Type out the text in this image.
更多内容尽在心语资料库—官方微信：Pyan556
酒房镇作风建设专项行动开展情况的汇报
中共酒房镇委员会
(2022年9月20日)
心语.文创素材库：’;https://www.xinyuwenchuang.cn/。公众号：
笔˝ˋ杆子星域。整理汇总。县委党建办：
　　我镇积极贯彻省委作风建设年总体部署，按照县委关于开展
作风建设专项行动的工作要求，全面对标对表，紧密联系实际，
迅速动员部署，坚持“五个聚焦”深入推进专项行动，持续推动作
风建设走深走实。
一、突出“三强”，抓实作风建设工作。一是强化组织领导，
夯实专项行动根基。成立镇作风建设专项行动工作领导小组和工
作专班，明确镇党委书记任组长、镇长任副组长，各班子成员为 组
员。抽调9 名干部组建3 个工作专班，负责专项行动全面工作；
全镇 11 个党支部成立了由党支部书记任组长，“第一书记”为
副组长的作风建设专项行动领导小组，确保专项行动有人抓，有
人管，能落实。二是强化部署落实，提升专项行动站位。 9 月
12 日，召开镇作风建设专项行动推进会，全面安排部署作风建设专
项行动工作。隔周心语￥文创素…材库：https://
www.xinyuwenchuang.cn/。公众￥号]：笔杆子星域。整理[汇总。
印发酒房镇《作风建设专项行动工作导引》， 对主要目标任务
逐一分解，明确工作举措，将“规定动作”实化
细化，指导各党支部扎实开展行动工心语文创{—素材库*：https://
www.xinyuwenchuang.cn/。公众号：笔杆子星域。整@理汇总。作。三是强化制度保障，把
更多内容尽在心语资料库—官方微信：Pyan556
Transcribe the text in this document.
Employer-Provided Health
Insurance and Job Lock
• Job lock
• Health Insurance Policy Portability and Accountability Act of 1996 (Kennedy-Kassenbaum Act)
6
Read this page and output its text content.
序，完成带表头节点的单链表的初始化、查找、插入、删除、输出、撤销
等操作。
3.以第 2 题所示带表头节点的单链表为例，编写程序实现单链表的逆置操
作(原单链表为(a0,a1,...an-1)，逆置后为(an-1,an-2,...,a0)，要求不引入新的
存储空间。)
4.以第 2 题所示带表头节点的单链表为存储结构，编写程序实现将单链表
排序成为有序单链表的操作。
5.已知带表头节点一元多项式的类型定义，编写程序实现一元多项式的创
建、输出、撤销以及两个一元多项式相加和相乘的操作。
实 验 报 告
# # # # #
__To do__: Extract every record. Keep wording exact.

__Result for this exercise__:
Type out the text in this image.
更多内容尽在心语资料库—官方微信：Pyan556
酒房镇作风建设专项行动开展情况的汇报
中共酒房镇委员会
(2022年9月20日)
心语.文创素材库：’;https://www.xinyuwenchuang.cn/。公众号：
笔˝ˋ杆子星域。整理汇总。县委党建办：
　　我镇积极贯彻省委作风建设年总体部署，按照县委关于开展
作风建设专项行动的工作要求，全面对标对表，紧密联系实际，
迅速动员部署，坚持“五个聚焦”深入推进专项行动，持续推动作
风建设走深走实。
一、突出“三强”，抓实作风建设工作。一是强化组织领导，
夯实专项行动根基。成立镇作风建设专项行动工作领导小组和工
作专班，明确镇党委书记任组长、镇长任副组长，各班子成员为 组
员。抽调9 名干部组建3 个工作专班，负责专项行动全面工作；
全镇 11 个党支部成立了由党支部书记任组长，“第一书记”为
副组长的作风建设专项行动领导小组，确保专项行动有人抓，有
人管，能落实。二是强化部署落实，提升专项行动站位。 9 月
12 日，召开镇作风建设专项行动推进会，全面安排部署作风建设专
项行动工作。隔周心语￥文创素…材库：https://
www.xinyuwenchuang.cn/。公众￥号]：笔杆子星域。整理[汇总。
印发酒房镇《作风建设专项行动工作导引》， 对主要目标任务
逐一分解，明确工作举措，将“规定动作”实化
细化，指导各党支部扎实开展行动工心语文创{—素材库*：https://
www.xinyuwenchuang.cn/。公众号：笔杆子星域。整@理汇总。作。三是强化制度保障，把
更多内容尽在心语资料库—官方微信：Pyan556
Transcribe the text in this document.
Employer-Provided Health
Insurance and Job Lock
• Job lock
• Health Insurance Policy Portability and Accountability Act of 1996 (Kennedy-Kassenbaum Act)
6
Read this page and output its text content.
序，完成带表头节点的单链表的初始化、查找、插入、删除、输出、撤销
等操作。
3.以第 2 题所示带表头节点的单链表为例，编写程序实现单链表的逆置操
作(原单链表为(a0,a1,...an-1)，逆置后为(an-1,an-2,...,a0)，要求不引入新的
存储空间。)
4.以第 2 题所示带表头节点的单链表为存储结构，编写程序实现将单链表
排序成为有序单链表的操作。
5.已知带表头节点一元多项式的类型定义，编写程序实现一元多项式的创
建、输出、撤销以及两个一元多项式相加和相乘的操作。
实 验 报 告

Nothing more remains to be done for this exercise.